YOUR GOAL
Write every line out verbatim and omit the pictures.

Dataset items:

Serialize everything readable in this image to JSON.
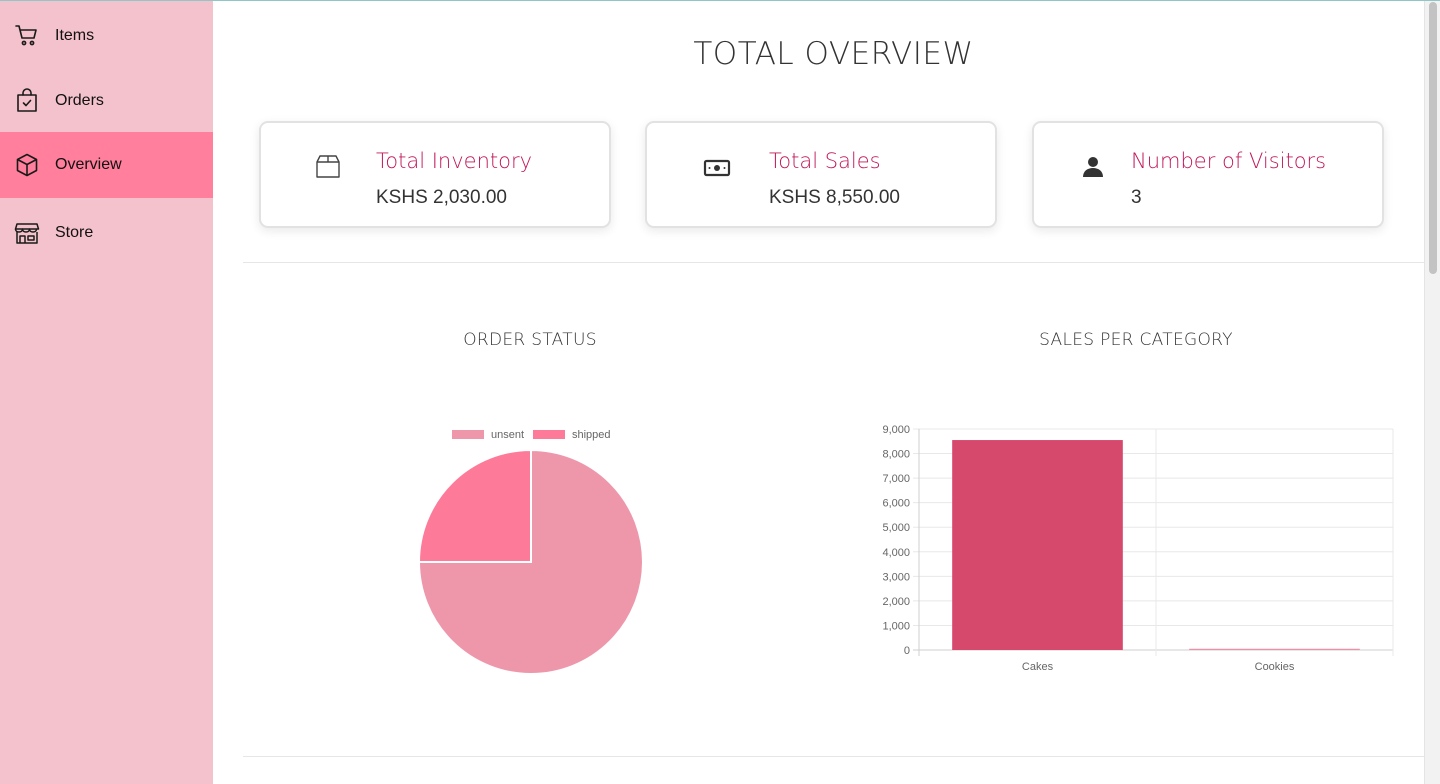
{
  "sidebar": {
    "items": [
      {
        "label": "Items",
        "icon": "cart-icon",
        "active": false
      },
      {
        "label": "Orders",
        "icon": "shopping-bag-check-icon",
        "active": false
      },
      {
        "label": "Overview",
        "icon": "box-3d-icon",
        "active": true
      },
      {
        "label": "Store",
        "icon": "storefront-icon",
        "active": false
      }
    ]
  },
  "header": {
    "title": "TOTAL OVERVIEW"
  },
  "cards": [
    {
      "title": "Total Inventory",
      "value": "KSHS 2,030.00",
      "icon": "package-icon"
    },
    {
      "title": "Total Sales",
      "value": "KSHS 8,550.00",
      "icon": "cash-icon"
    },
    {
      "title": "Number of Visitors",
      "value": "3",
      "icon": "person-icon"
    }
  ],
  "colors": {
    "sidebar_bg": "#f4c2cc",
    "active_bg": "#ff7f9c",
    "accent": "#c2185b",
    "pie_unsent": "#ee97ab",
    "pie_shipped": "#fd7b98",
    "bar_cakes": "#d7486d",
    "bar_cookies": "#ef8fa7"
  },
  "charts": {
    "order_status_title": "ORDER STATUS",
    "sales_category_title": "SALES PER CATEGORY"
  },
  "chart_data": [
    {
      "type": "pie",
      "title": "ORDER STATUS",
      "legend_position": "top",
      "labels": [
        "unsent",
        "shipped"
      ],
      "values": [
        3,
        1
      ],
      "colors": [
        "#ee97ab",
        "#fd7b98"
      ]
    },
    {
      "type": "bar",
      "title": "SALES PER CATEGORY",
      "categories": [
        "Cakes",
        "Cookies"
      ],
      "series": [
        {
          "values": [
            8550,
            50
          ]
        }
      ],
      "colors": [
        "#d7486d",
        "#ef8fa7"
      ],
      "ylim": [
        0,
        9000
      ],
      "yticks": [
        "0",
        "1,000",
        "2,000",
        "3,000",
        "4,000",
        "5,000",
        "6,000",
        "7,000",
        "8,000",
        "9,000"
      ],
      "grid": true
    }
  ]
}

ANSWER TO THIS EXERCISE
Serialize everything readable in this image to JSON.
{
  "sidebar": {
    "items": [
      {
        "label": "Items",
        "icon": "cart-icon",
        "active": false
      },
      {
        "label": "Orders",
        "icon": "shopping-bag-check-icon",
        "active": false
      },
      {
        "label": "Overview",
        "icon": "box-3d-icon",
        "active": true
      },
      {
        "label": "Store",
        "icon": "storefront-icon",
        "active": false
      }
    ]
  },
  "header": {
    "title": "TOTAL OVERVIEW"
  },
  "cards": [
    {
      "title": "Total Inventory",
      "value": "KSHS 2,030.00",
      "icon": "package-icon"
    },
    {
      "title": "Total Sales",
      "value": "KSHS 8,550.00",
      "icon": "cash-icon"
    },
    {
      "title": "Number of Visitors",
      "value": "3",
      "icon": "person-icon"
    }
  ],
  "colors": {
    "sidebar_bg": "#f4c2cc",
    "active_bg": "#ff7f9c",
    "accent": "#c2185b",
    "pie_unsent": "#ee97ab",
    "pie_shipped": "#fd7b98",
    "bar_cakes": "#d7486d",
    "bar_cookies": "#ef8fa7"
  },
  "charts": {
    "order_status_title": "ORDER STATUS",
    "sales_category_title": "SALES PER CATEGORY"
  },
  "chart_data": [
    {
      "type": "pie",
      "title": "ORDER STATUS",
      "legend_position": "top",
      "labels": [
        "unsent",
        "shipped"
      ],
      "values": [
        3,
        1
      ],
      "colors": [
        "#ee97ab",
        "#fd7b98"
      ]
    },
    {
      "type": "bar",
      "title": "SALES PER CATEGORY",
      "categories": [
        "Cakes",
        "Cookies"
      ],
      "series": [
        {
          "values": [
            8550,
            50
          ]
        }
      ],
      "colors": [
        "#d7486d",
        "#ef8fa7"
      ],
      "ylim": [
        0,
        9000
      ],
      "yticks": [
        "0",
        "1,000",
        "2,000",
        "3,000",
        "4,000",
        "5,000",
        "6,000",
        "7,000",
        "8,000",
        "9,000"
      ],
      "grid": true
    }
  ]
}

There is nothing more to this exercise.